Please give the listing again in its entirety, exactly as written.

— Material shown —
===

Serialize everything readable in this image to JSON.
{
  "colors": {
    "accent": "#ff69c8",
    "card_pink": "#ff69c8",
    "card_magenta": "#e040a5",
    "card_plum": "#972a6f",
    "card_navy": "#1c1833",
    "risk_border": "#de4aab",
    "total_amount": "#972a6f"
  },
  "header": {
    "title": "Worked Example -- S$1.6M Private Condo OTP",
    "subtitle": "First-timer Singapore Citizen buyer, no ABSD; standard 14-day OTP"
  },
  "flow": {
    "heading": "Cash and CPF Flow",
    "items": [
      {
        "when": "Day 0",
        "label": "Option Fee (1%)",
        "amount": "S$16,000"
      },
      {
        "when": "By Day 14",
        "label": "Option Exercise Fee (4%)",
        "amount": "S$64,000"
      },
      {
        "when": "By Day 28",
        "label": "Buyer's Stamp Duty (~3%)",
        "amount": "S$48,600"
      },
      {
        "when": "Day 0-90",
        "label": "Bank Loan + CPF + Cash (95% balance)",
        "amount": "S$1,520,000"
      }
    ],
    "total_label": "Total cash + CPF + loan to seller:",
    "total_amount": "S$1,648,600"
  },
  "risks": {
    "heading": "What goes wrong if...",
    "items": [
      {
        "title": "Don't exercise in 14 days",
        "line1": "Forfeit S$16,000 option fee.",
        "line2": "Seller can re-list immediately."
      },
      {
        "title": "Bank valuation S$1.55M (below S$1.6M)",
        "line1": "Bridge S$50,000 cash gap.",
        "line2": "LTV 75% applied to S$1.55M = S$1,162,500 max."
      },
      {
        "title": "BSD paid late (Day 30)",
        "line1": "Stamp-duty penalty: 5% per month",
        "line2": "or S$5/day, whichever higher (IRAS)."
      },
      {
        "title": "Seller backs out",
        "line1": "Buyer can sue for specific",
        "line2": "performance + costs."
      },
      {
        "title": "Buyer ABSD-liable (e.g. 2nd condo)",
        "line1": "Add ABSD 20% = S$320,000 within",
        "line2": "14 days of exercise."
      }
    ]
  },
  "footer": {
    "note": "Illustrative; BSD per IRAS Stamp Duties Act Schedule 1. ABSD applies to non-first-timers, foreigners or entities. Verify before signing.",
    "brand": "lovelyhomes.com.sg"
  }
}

===

— Task solution —
Serialize everything readable in this image to JSON.
{
  "colors": {
    "accent": "#ff69c8",
    "card_pink": "#ff69c8",
    "card_magenta": "#e040a5",
    "card_plum": "#972a6f",
    "card_navy": "#1c1833",
    "risk_border": "#de4aab",
    "total_amount": "#972a6f"
  },
  "header": {
    "title": "Worked Example -- S$1.6M Private Condo OTP",
    "subtitle": "First-timer Singapore Citizen buyer, no ABSD; standard 14-day OTP"
  },
  "flow": {
    "heading": "Cash and CPF Flow",
    "items": [
      {
        "when": "Day 0",
        "label": "Option Fee (1%)",
        "amount": "S$16,000"
      },
      {
        "when": "By Day 14",
        "label": "Option Exercise Fee (4%)",
        "amount": "S$64,000"
      },
      {
        "when": "By Day 28",
        "label": "Buyer's Stamp Duty (~3%)",
        "amount": "S$48,600"
      },
      {
        "when": "Day 0-90",
        "label": "Bank Loan + CPF + Cash (95% balance)",
        "amount": "S$1,520,000"
      }
    ],
    "total_label": "Total cash + CPF + loan to seller:",
    "total_amount": "S$1,648,600"
  },
  "risks": {
    "heading": "What goes wrong if...",
    "items": [
      {
        "title": "Don't exercise in 14 days",
        "line1": "Forfeit S$16,000 option fee.",
        "line2": "Seller can re-list immediately."
      },
      {
        "title": "Bank valuation S$1.55M (below S$1.6M)",
        "line1": "Bridge S$50,000 cash gap.",
        "line2": "LTV 75% applied to S$1.55M = S$1,162,500 max."
      },
      {
        "title": "BSD paid late (Day 30)",
        "line1": "Stamp-duty penalty: 5% per month",
        "line2": "or S$5/day, whichever higher (IRAS)."
      },
      {
        "title": "Seller backs out",
        "line1": "Buyer can sue for specific",
        "line2": "performance + costs."
      },
      {
        "title": "Buyer ABSD-liable (e.g. 2nd condo)",
        "line1": "Add ABSD 20% = S$320,000 within",
        "line2": "14 days of exercise."
      }
    ]
  },
  "footer": {
    "note": "Illustrative; BSD per IRAS Stamp Duties Act Schedule 1. ABSD applies to non-first-timers, foreigners or entities. Verify before signing.",
    "brand": "lovelyhomes.com.sg"
  }
}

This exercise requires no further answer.